Dataset listings of figures:
(begin)
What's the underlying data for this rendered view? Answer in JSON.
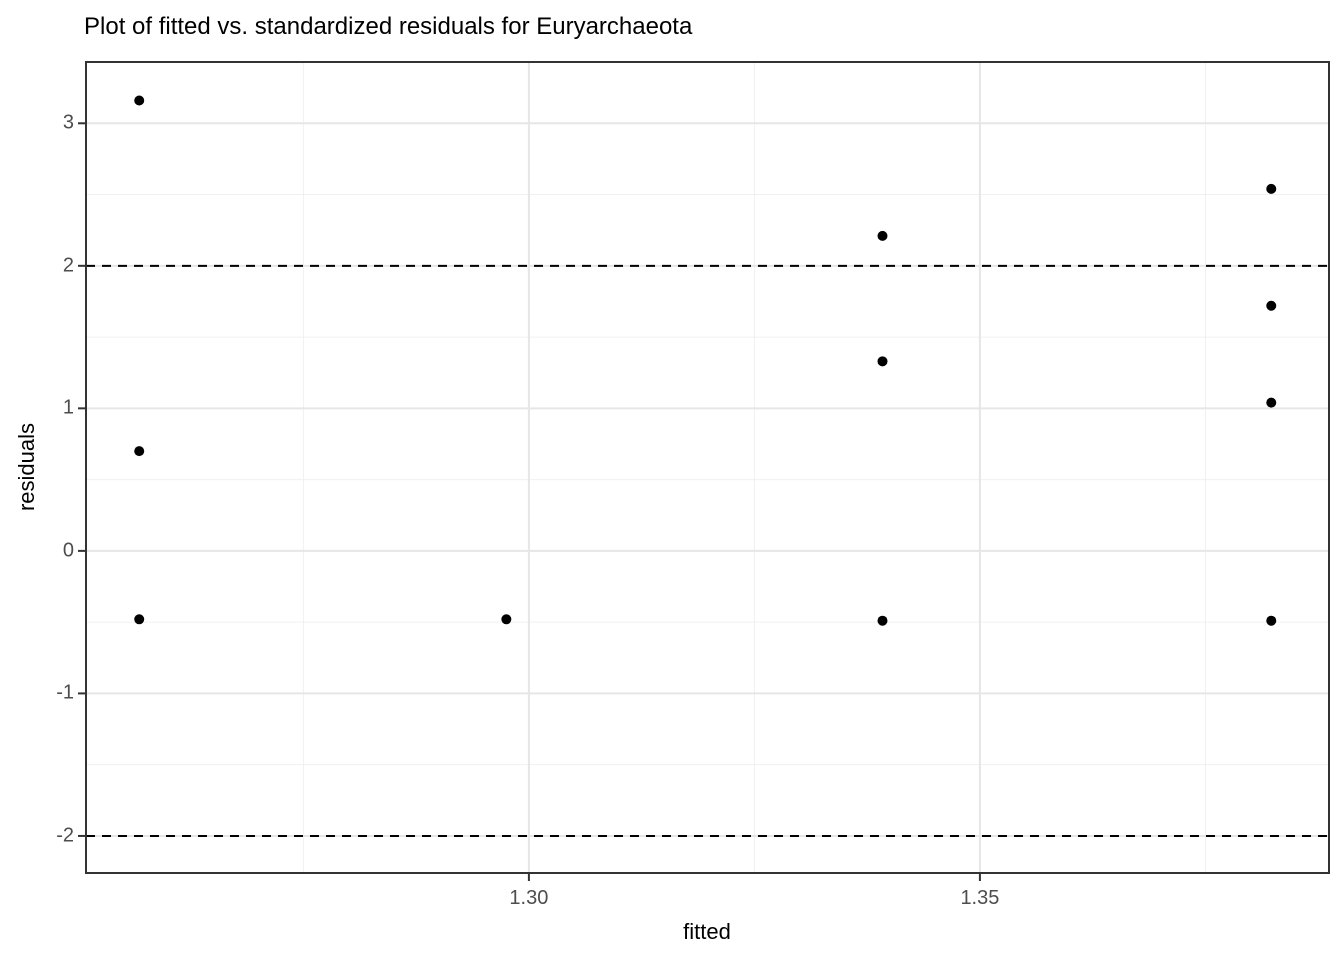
{
  "title": "Plot of fitted vs. standardized residuals for Euryarchaeota",
  "chart_data": {
    "type": "scatter",
    "title": "Plot of fitted vs. standardized residuals for Euryarchaeota",
    "xlabel": "fitted",
    "ylabel": "residuals",
    "xlim": [
      1.2509,
      1.3887
    ],
    "ylim": [
      -2.26,
      3.43
    ],
    "grid": true,
    "legend": false,
    "x_ticks": [
      {
        "value": 1.3,
        "label": "1.30"
      },
      {
        "value": 1.35,
        "label": "1.35"
      }
    ],
    "x_minor_grid": [
      1.275,
      1.325,
      1.375
    ],
    "y_ticks": [
      {
        "value": -2,
        "label": "-2"
      },
      {
        "value": -1,
        "label": "-1"
      },
      {
        "value": 0,
        "label": "0"
      },
      {
        "value": 1,
        "label": "1"
      },
      {
        "value": 2,
        "label": "2"
      },
      {
        "value": 3,
        "label": "3"
      }
    ],
    "y_minor_grid": [
      -1.5,
      -0.5,
      0.5,
      1.5,
      2.5
    ],
    "reference_lines": [
      {
        "y": 2,
        "style": "dashed"
      },
      {
        "y": -2,
        "style": "dashed"
      }
    ],
    "points": [
      {
        "fitted": 1.2568,
        "residual": 3.16
      },
      {
        "fitted": 1.2568,
        "residual": 0.7
      },
      {
        "fitted": 1.2568,
        "residual": -0.48
      },
      {
        "fitted": 1.2975,
        "residual": -0.48
      },
      {
        "fitted": 1.3392,
        "residual": 2.21
      },
      {
        "fitted": 1.3392,
        "residual": 1.33
      },
      {
        "fitted": 1.3392,
        "residual": -0.49
      },
      {
        "fitted": 1.3823,
        "residual": 2.54
      },
      {
        "fitted": 1.3823,
        "residual": 1.72
      },
      {
        "fitted": 1.3823,
        "residual": 1.04
      },
      {
        "fitted": 1.3823,
        "residual": -0.49
      }
    ]
  },
  "colors": {
    "background": "#ffffff",
    "point": "#000000",
    "panel_border": "#333333",
    "axis_tick": "#333333",
    "grid_major": "#e6e6e6",
    "grid_minor": "#f0f0f0",
    "reference_line": "#000000",
    "tick_label": "#4d4d4d",
    "text": "#000000"
  }
}
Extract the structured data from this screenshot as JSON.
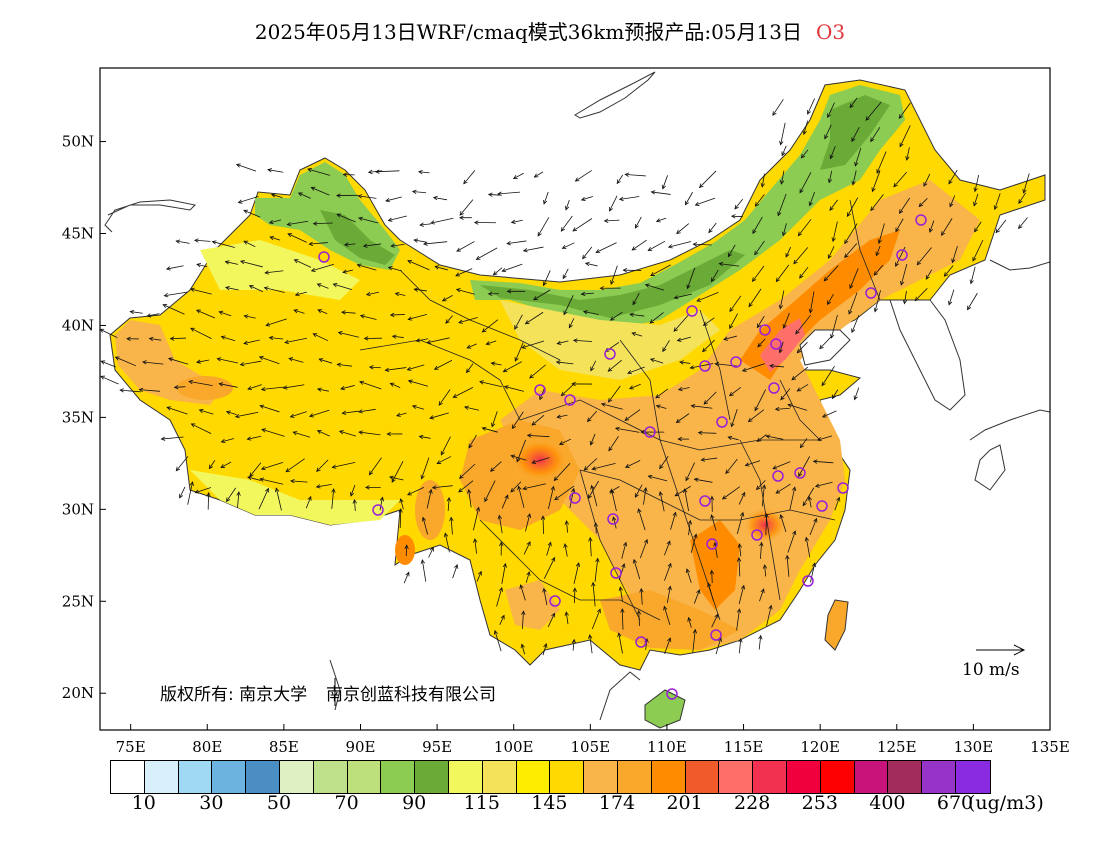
(end)
**DIRECTIONS**
Search the entries for the string "title" and collect each line that has it.

**EXPECTED ANSWER**
  "title": "Plot of fitted vs. standardized residuals for Euryarchaeota",
    "title": "Plot of fitted vs. standardized residuals for Euryarchaeota",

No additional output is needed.